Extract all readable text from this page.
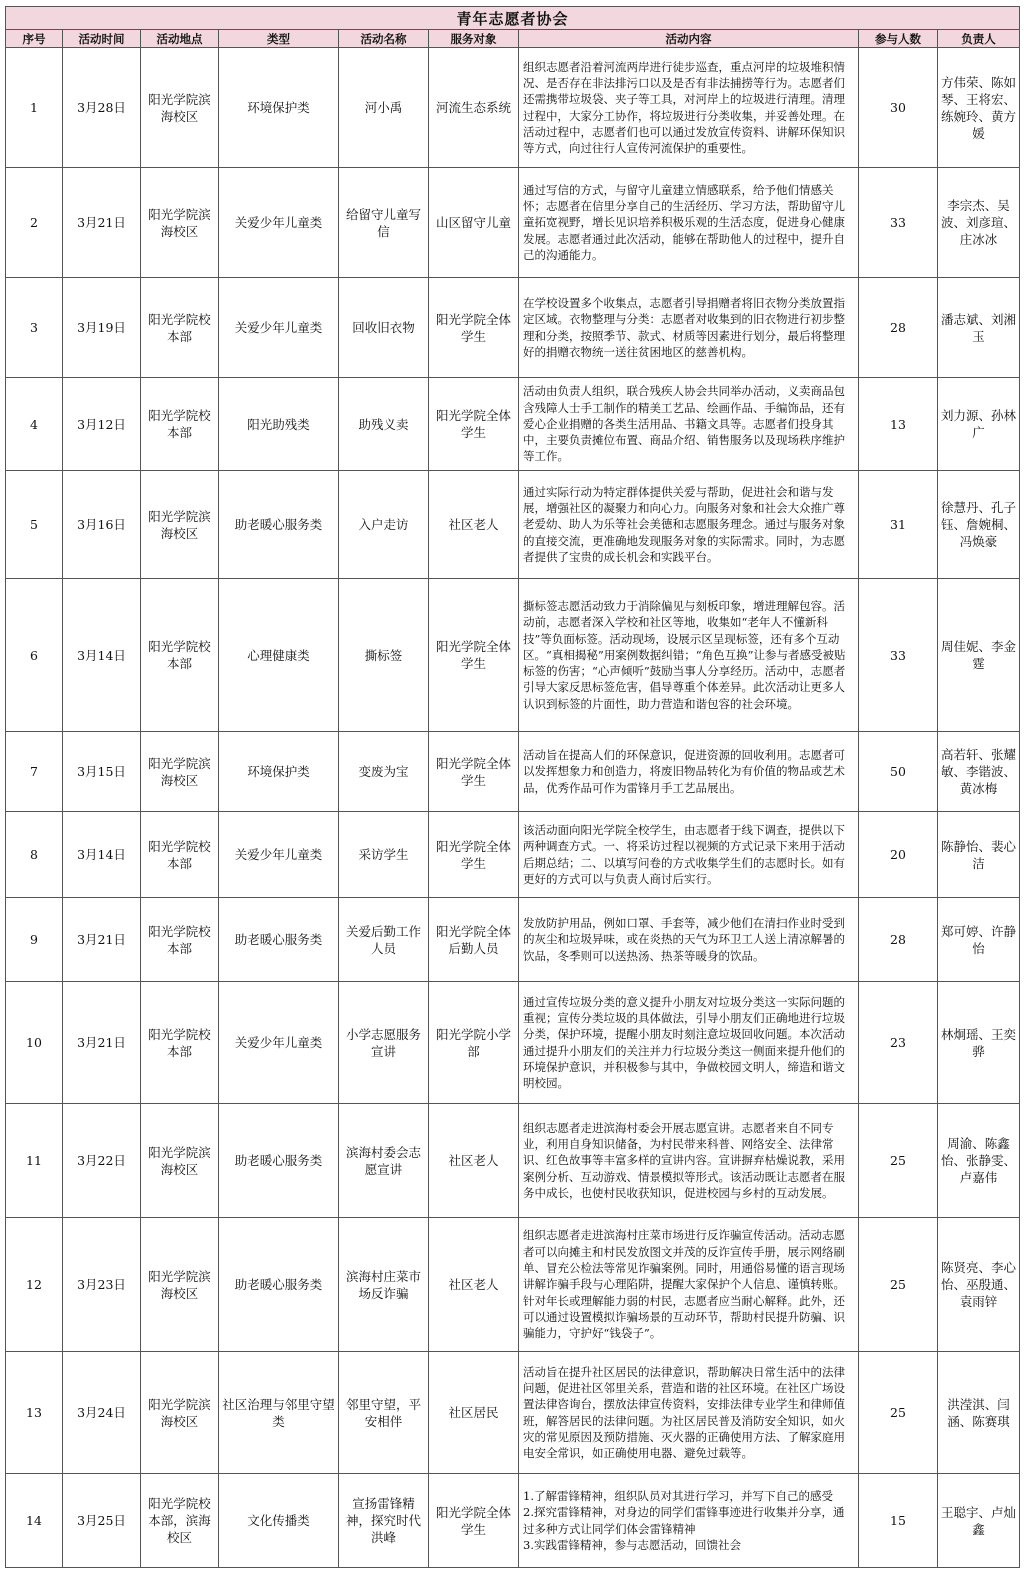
青年志愿者协会								
序号	活动时间	活动地点	类型	活动名称	服务对象	活动内容	参与人数	负责人
1	3月28日	阳光学院滨海校区	环境保护类	河小禹	河流生态系统	组织志愿者沿着河流两岸进行徒步巡查，重点河岸的垃圾堆积情况、是否存在非法排污口以及是否有非法捕捞等行为。志愿者们还需携带垃圾袋、夹子等工具，对河岸上的垃圾进行清理。清理过程中，大家分工协作，将垃圾进行分类收集，并妥善处理。在活动过程中，志愿者们也可以通过发放宣传资料、讲解环保知识等方式，向过往行人宣传河流保护的重要性。	30	方伟荣、陈如琴、王将宏、练婉玲、黄方媛
2	3月21日	阳光学院滨海校区	关爱少年儿童类	给留守儿童写信	山区留守儿童	通过写信的方式，与留守儿童建立情感联系，给予他们情感关怀；志愿者在信里分享自己的生活经历、学习方法，帮助留守儿童拓宽视野，增长见识培养积极乐观的生活态度，促进身心健康发展。志愿者通过此次活动，能够在帮助他人的过程中，提升自己的沟通能力。	33	李宗杰、吴波、刘彦瑄、庄冰冰
3	3月19日	阳光学院校本部	关爱少年儿童类	回收旧衣物	阳光学院全体学生	在学校设置多个收集点，志愿者引导捐赠者将旧衣物分类放置指定区域。衣物整理与分类：志愿者对收集到的旧衣物进行初步整理和分类，按照季节、款式、材质等因素进行划分，最后将整理好的捐赠衣物统一送往贫困地区的慈善机构。	28	潘志斌、刘湘玉
4	3月12日	阳光学院校本部	阳光助残类	助残义卖	阳光学院全体学生	活动由负责人组织，联合残疾人协会共同举办活动，义卖商品包含残障人士手工制作的精美工艺品、绘画作品、手编饰品，还有爱心企业捐赠的各类生活用品、书籍文具等。志愿者们投身其中，主要负责摊位布置、商品介绍、销售服务以及现场秩序维护等工作。	13	刘力源、孙林广
5	3月16日	阳光学院滨海校区	助老暖心服务类	入户走访	社区老人	通过实际行动为特定群体提供关爱与帮助，促进社会和谐与发展，增强社区的凝聚力和向心力。向服务对象和社会大众推广尊老爱幼、助人为乐等社会美德和志愿服务理念。通过与服务对象的直接交流，更准确地发现服务对象的实际需求。同时，为志愿者提供了宝贵的成长机会和实践平台。	31	徐慧丹、孔子钰、詹婉桐、冯焕豪
6	3月14日	阳光学院校本部	心理健康类	撕标签	阳光学院全体学生	撕标签志愿活动致力于消除偏见与刻板印象，增进理解包容。活动前，志愿者深入学校和社区等地，收集如“老年人不懂新科技”等负面标签。活动现场，设展示区呈现标签，还有多个互动区。“真相揭秘”用案例数据纠错；“角色互换”让参与者感受被贴标签的伤害；“心声倾听”鼓励当事人分享经历。活动中，志愿者引导大家反思标签危害，倡导尊重个体差异。此次活动让更多人认识到标签的片面性，助力营造和谐包容的社会环境。	33	周佳妮、李金霆
7	3月15日	阳光学院滨海校区	环境保护类	变废为宝	阳光学院全体学生	活动旨在提高人们的环保意识，促进资源的回收利用。志愿者可以发挥想象力和创造力，将废旧物品转化为有价值的物品或艺术品，优秀作品可作为雷锋月手工艺品展出。	50	高若轩、张耀敏、李锴波、黄冰梅
8	3月14日	阳光学院校本部	关爱少年儿童类	采访学生	阳光学院全体学生	该活动面向阳光学院全校学生，由志愿者于线下调查，提供以下两种调查方式。一、将采访过程以视频的方式记录下来用于活动后期总结；二、以填写问卷的方式收集学生们的志愿时长。如有更好的方式可以与负责人商讨后实行。	20	陈静怡、裴心洁
9	3月21日	阳光学院校本部	助老暖心服务类	关爱后勤工作人员	阳光学院全体后勤人员	发放防护用品，例如口罩、手套等，减少他们在清扫作业时受到的灰尘和垃圾异味，或在炎热的天气为环卫工人送上清凉解暑的饮品，冬季则可以送热汤、热茶等暖身的饮品。	28	郑可婷、许静怡
10	3月21日	阳光学院校本部	关爱少年儿童类	小学志愿服务宣讲	阳光学院小学部	通过宣传垃圾分类的意义提升小朋友对垃圾分类这一实际问题的重视；宣传分类垃圾的具体做法，引导小朋友们正确地进行垃圾分类，保护环境，提醒小朋友时刻注意垃圾回收问题。本次活动通过提升小朋友们的关注并力行垃圾分类这一侧面来提升他们的环境保护意识，并积极参与其中，争做校园文明人，缔造和谐文明校园。	23	林炯瑶、王奕骅
11	3月22日	阳光学院滨海校区	助老暖心服务类	滨海村委会志愿宣讲	社区老人	组织志愿者走进滨海村委会开展志愿宣讲。志愿者来自不同专业，利用自身知识储备，为村民带来科普、网络安全、法律常识、红色故事等丰富多样的宣讲内容。宣讲摒弃枯燥说教，采用案例分析、互动游戏、情景模拟等形式。该活动既让志愿者在服务中成长，也使村民收获知识，促进校园与乡村的互动发展。	25	周渝、陈鑫怡、张静雯、卢嘉伟
12	3月23日	阳光学院滨海校区	助老暖心服务类	滨海村庄菜市场反诈骗	社区老人	组织志愿者走进滨海村庄菜市场进行反诈骗宣传活动。活动志愿者可以向摊主和村民发放图文并茂的反诈宣传手册，展示网络刷单、冒充公检法等常见诈骗案例。同时，用通俗易懂的语言现场讲解诈骗手段与心理陷阱，提醒大家保护个人信息、谨慎转账。针对年长或理解能力弱的村民，志愿者应当耐心解释。此外，还可以通过设置模拟诈骗场景的互动环节，帮助村民提升防骗、识骗能力，守护好“钱袋子”。	25	陈贤亮、李心怡、巫殷通、袁雨锌
13	3月24日	阳光学院滨海校区	社区治理与邻里守望类	邻里守望，平安相伴	社区居民	活动旨在提升社区居民的法律意识，帮助解决日常生活中的法律问题，促进社区邻里关系，营造和谐的社区环境。在社区广场设置法律咨询台，摆放法律宣传资料，安排法律专业学生和律师值班，解答居民的法律问题。为社区居民普及消防安全知识，如火灾的常见原因及预防措施、灭火器的正确使用方法、了解家庭用电安全常识，如正确使用电器、避免过载等。	25	洪滢淇、闫涵、陈赛琪
14	3月25日	阳光学院校本部，滨海校区	文化传播类	宣扬雷锋精神，探究时代洪峰	阳光学院全体学生	1.了解雷锋精神，组织队员对其进行学习，并写下自己的感受
2.探究雷锋精神，对身边的同学们雷锋事迹进行收集并分享，通过多种方式让同学们体会雷锋精神
3.实践雷锋精神，参与志愿活动，回馈社会	15	王聪宇、卢灿鑫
# # # # #
Exercise instructions: Consider the entries above and return each line with the string "阳光学院滨海校区".

Output of the exercise:
1	3月28日	阳光学院滨海校区	环境保护类	河小禹	河流生态系统	组织志愿者沿着河流两岸进行徒步巡查，重点河岸的垃圾堆积情况、是否存在非法排污口以及是否有非法捕捞等行为。志愿者们还需携带垃圾袋、夹子等工具，对河岸上的垃圾进行清理。清理过程中，大家分工协作，将垃圾进行分类收集，并妥善处理。在活动过程中，志愿者们也可以通过发放宣传资料、讲解环保知识等方式，向过往行人宣传河流保护的重要性。	30	方伟荣、陈如琴、王将宏、练婉玲、黄方媛
2	3月21日	阳光学院滨海校区	关爱少年儿童类	给留守儿童写信	山区留守儿童	通过写信的方式，与留守儿童建立情感联系，给予他们情感关怀；志愿者在信里分享自己的生活经历、学习方法，帮助留守儿童拓宽视野，增长见识培养积极乐观的生活态度，促进身心健康发展。志愿者通过此次活动，能够在帮助他人的过程中，提升自己的沟通能力。	33	李宗杰、吴波、刘彦瑄、庄冰冰
5	3月16日	阳光学院滨海校区	助老暖心服务类	入户走访	社区老人	通过实际行动为特定群体提供关爱与帮助，促进社会和谐与发展，增强社区的凝聚力和向心力。向服务对象和社会大众推广尊老爱幼、助人为乐等社会美德和志愿服务理念。通过与服务对象的直接交流，更准确地发现服务对象的实际需求。同时，为志愿者提供了宝贵的成长机会和实践平台。	31	徐慧丹、孔子钰、詹婉桐、冯焕豪
7	3月15日	阳光学院滨海校区	环境保护类	变废为宝	阳光学院全体学生	活动旨在提高人们的环保意识，促进资源的回收利用。志愿者可以发挥想象力和创造力，将废旧物品转化为有价值的物品或艺术品，优秀作品可作为雷锋月手工艺品展出。	50	高若轩、张耀敏、李锴波、黄冰梅
11	3月22日	阳光学院滨海校区	助老暖心服务类	滨海村委会志愿宣讲	社区老人	组织志愿者走进滨海村委会开展志愿宣讲。志愿者来自不同专业，利用自身知识储备，为村民带来科普、网络安全、法律常识、红色故事等丰富多样的宣讲内容。宣讲摒弃枯燥说教，采用案例分析、互动游戏、情景模拟等形式。该活动既让志愿者在服务中成长，也使村民收获知识，促进校园与乡村的互动发展。	25	周渝、陈鑫怡、张静雯、卢嘉伟
12	3月23日	阳光学院滨海校区	助老暖心服务类	滨海村庄菜市场反诈骗	社区老人	组织志愿者走进滨海村庄菜市场进行反诈骗宣传活动。活动志愿者可以向摊主和村民发放图文并茂的反诈宣传手册，展示网络刷单、冒充公检法等常见诈骗案例。同时，用通俗易懂的语言现场讲解诈骗手段与心理陷阱，提醒大家保护个人信息、谨慎转账。针对年长或理解能力弱的村民，志愿者应当耐心解释。此外，还可以通过设置模拟诈骗场景的互动环节，帮助村民提升防骗、识骗能力，守护好“钱袋子”。	25	陈贤亮、李心怡、巫殷通、袁雨锌
13	3月24日	阳光学院滨海校区	社区治理与邻里守望类	邻里守望，平安相伴	社区居民	活动旨在提升社区居民的法律意识，帮助解决日常生活中的法律问题，促进社区邻里关系，营造和谐的社区环境。在社区广场设置法律咨询台，摆放法律宣传资料，安排法律专业学生和律师值班，解答居民的法律问题。为社区居民普及消防安全知识，如火灾的常见原因及预防措施、灭火器的正确使用方法、了解家庭用电安全常识，如正确使用电器、避免过载等。	25	洪滢淇、闫涵、陈赛琪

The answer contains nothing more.